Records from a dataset
-------------------------
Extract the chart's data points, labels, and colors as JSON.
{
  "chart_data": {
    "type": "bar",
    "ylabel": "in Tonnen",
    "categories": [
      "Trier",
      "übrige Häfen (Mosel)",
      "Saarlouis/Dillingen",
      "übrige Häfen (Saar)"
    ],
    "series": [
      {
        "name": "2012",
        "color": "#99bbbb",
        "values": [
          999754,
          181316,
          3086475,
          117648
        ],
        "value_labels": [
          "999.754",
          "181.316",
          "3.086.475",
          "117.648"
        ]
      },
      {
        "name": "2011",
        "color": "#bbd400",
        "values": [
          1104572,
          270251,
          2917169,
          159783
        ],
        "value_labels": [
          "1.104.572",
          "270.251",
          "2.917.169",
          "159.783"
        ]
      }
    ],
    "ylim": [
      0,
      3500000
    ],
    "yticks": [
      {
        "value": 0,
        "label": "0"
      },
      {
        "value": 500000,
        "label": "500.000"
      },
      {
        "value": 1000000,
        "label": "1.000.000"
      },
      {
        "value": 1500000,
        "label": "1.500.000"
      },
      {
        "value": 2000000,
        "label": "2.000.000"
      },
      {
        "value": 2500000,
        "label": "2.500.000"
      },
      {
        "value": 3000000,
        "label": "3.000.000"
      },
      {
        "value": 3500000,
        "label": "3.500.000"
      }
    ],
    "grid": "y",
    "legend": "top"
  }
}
-------------------------
* Exercise instructions *
Copy all of the data. Keep every word exactly as it is.

* Exercise output *
Extract the chart's data points, labels, and colors as JSON.
{
  "chart_data": {
    "type": "bar",
    "ylabel": "in Tonnen",
    "categories": [
      "Trier",
      "übrige Häfen (Mosel)",
      "Saarlouis/Dillingen",
      "übrige Häfen (Saar)"
    ],
    "series": [
      {
        "name": "2012",
        "color": "#99bbbb",
        "values": [
          999754,
          181316,
          3086475,
          117648
        ],
        "value_labels": [
          "999.754",
          "181.316",
          "3.086.475",
          "117.648"
        ]
      },
      {
        "name": "2011",
        "color": "#bbd400",
        "values": [
          1104572,
          270251,
          2917169,
          159783
        ],
        "value_labels": [
          "1.104.572",
          "270.251",
          "2.917.169",
          "159.783"
        ]
      }
    ],
    "ylim": [
      0,
      3500000
    ],
    "yticks": [
      {
        "value": 0,
        "label": "0"
      },
      {
        "value": 500000,
        "label": "500.000"
      },
      {
        "value": 1000000,
        "label": "1.000.000"
      },
      {
        "value": 1500000,
        "label": "1.500.000"
      },
      {
        "value": 2000000,
        "label": "2.000.000"
      },
      {
        "value": 2500000,
        "label": "2.500.000"
      },
      {
        "value": 3000000,
        "label": "3.000.000"
      },
      {
        "value": 3500000,
        "label": "3.500.000"
      }
    ],
    "grid": "y",
    "legend": "top"
  }
}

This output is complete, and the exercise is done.